— Start INFORMATION SHOWN —

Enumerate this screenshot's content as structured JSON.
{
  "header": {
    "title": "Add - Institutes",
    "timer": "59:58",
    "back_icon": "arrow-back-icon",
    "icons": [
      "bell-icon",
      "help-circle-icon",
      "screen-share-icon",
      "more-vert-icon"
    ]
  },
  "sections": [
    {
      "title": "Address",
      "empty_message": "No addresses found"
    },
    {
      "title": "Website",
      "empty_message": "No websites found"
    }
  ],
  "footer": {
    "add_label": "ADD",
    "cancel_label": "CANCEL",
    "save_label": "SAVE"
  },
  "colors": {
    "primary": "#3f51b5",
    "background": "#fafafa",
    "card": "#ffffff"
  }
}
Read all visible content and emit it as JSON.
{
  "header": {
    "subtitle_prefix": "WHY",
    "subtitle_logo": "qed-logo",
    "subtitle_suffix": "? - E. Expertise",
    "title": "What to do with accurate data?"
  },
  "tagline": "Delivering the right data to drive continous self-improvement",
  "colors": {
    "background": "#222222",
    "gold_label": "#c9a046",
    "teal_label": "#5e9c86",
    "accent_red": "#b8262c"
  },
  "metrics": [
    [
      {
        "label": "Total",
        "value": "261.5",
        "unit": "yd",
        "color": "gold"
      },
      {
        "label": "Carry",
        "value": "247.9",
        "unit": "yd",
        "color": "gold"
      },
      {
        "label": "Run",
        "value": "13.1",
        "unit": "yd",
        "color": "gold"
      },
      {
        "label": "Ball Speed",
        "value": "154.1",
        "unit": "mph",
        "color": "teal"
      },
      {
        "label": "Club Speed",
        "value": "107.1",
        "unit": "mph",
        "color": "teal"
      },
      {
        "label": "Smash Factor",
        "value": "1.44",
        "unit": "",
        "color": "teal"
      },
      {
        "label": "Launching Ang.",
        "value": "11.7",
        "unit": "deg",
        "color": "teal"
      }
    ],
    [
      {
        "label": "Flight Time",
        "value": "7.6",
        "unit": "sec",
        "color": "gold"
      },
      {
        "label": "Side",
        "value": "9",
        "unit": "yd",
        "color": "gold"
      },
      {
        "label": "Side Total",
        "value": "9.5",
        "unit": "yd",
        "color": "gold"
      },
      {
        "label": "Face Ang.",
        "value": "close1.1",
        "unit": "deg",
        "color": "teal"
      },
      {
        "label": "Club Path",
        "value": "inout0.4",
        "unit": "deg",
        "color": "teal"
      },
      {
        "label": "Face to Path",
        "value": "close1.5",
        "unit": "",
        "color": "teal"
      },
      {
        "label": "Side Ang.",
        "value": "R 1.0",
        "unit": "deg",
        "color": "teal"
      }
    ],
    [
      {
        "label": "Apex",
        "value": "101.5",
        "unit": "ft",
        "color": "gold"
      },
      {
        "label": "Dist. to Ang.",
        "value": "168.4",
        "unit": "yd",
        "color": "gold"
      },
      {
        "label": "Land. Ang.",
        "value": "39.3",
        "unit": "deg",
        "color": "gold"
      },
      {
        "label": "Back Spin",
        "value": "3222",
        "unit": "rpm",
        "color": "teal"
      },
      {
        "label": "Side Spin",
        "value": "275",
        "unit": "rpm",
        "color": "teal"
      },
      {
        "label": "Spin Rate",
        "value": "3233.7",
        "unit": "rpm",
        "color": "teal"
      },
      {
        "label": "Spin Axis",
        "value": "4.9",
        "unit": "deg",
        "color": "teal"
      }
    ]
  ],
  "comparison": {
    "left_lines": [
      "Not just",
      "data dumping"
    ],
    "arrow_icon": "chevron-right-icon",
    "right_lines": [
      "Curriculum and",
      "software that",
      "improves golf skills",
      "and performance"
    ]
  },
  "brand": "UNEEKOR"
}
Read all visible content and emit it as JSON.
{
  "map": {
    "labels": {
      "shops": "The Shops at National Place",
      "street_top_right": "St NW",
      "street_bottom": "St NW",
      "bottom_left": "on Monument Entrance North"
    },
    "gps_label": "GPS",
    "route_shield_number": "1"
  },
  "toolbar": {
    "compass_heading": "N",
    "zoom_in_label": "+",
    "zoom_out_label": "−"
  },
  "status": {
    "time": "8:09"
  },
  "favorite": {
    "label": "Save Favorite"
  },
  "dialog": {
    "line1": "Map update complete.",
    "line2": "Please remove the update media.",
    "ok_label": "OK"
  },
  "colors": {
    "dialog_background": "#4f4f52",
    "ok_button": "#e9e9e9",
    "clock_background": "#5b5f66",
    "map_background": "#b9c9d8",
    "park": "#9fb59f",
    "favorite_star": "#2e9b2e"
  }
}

— End INFORMATION SHOWN —

Reproduce every line of the material above exactly.

■ **EXERCISE ANSWER**
Enumerate this screenshot's content as structured JSON.
{
  "header": {
    "title": "Add - Institutes",
    "timer": "59:58",
    "back_icon": "arrow-back-icon",
    "icons": [
      "bell-icon",
      "help-circle-icon",
      "screen-share-icon",
      "more-vert-icon"
    ]
  },
  "sections": [
    {
      "title": "Address",
      "empty_message": "No addresses found"
    },
    {
      "title": "Website",
      "empty_message": "No websites found"
    }
  ],
  "footer": {
    "add_label": "ADD",
    "cancel_label": "CANCEL",
    "save_label": "SAVE"
  },
  "colors": {
    "primary": "#3f51b5",
    "background": "#fafafa",
    "card": "#ffffff"
  }
}
Read all visible content and emit it as JSON.
{
  "header": {
    "subtitle_prefix": "WHY",
    "subtitle_logo": "qed-logo",
    "subtitle_suffix": "? - E. Expertise",
    "title": "What to do with accurate data?"
  },
  "tagline": "Delivering the right data to drive continous self-improvement",
  "colors": {
    "background": "#222222",
    "gold_label": "#c9a046",
    "teal_label": "#5e9c86",
    "accent_red": "#b8262c"
  },
  "metrics": [
    [
      {
        "label": "Total",
        "value": "261.5",
        "unit": "yd",
        "color": "gold"
      },
      {
        "label": "Carry",
        "value": "247.9",
        "unit": "yd",
        "color": "gold"
      },
      {
        "label": "Run",
        "value": "13.1",
        "unit": "yd",
        "color": "gold"
      },
      {
        "label": "Ball Speed",
        "value": "154.1",
        "unit": "mph",
        "color": "teal"
      },
      {
        "label": "Club Speed",
        "value": "107.1",
        "unit": "mph",
        "color": "teal"
      },
      {
        "label": "Smash Factor",
        "value": "1.44",
        "unit": "",
        "color": "teal"
      },
      {
        "label": "Launching Ang.",
        "value": "11.7",
        "unit": "deg",
        "color": "teal"
      }
    ],
    [
      {
        "label": "Flight Time",
        "value": "7.6",
        "unit": "sec",
        "color": "gold"
      },
      {
        "label": "Side",
        "value": "9",
        "unit": "yd",
        "color": "gold"
      },
      {
        "label": "Side Total",
        "value": "9.5",
        "unit": "yd",
        "color": "gold"
      },
      {
        "label": "Face Ang.",
        "value": "close1.1",
        "unit": "deg",
        "color": "teal"
      },
      {
        "label": "Club Path",
        "value": "inout0.4",
        "unit": "deg",
        "color": "teal"
      },
      {
        "label": "Face to Path",
        "value": "close1.5",
        "unit": "",
        "color": "teal"
      },
      {
        "label": "Side Ang.",
        "value": "R 1.0",
        "unit": "deg",
        "color": "teal"
      }
    ],
    [
      {
        "label": "Apex",
        "value": "101.5",
        "unit": "ft",
        "color": "gold"
      },
      {
        "label": "Dist. to Ang.",
        "value": "168.4",
        "unit": "yd",
        "color": "gold"
      },
      {
        "label": "Land. Ang.",
        "value": "39.3",
        "unit": "deg",
        "color": "gold"
      },
      {
        "label": "Back Spin",
        "value": "3222",
        "unit": "rpm",
        "color": "teal"
      },
      {
        "label": "Side Spin",
        "value": "275",
        "unit": "rpm",
        "color": "teal"
      },
      {
        "label": "Spin Rate",
        "value": "3233.7",
        "unit": "rpm",
        "color": "teal"
      },
      {
        "label": "Spin Axis",
        "value": "4.9",
        "unit": "deg",
        "color": "teal"
      }
    ]
  ],
  "comparison": {
    "left_lines": [
      "Not just",
      "data dumping"
    ],
    "arrow_icon": "chevron-right-icon",
    "right_lines": [
      "Curriculum and",
      "software that",
      "improves golf skills",
      "and performance"
    ]
  },
  "brand": "UNEEKOR"
}
Read all visible content and emit it as JSON.
{
  "map": {
    "labels": {
      "shops": "The Shops at National Place",
      "street_top_right": "St NW",
      "street_bottom": "St NW",
      "bottom_left": "on Monument Entrance North"
    },
    "gps_label": "GPS",
    "route_shield_number": "1"
  },
  "toolbar": {
    "compass_heading": "N",
    "zoom_in_label": "+",
    "zoom_out_label": "−"
  },
  "status": {
    "time": "8:09"
  },
  "favorite": {
    "label": "Save Favorite"
  },
  "dialog": {
    "line1": "Map update complete.",
    "line2": "Please remove the update media.",
    "ok_label": "OK"
  },
  "colors": {
    "dialog_background": "#4f4f52",
    "ok_button": "#e9e9e9",
    "clock_background": "#5b5f66",
    "map_background": "#b9c9d8",
    "park": "#9fb59f",
    "favorite_star": "#2e9b2e"
  }
}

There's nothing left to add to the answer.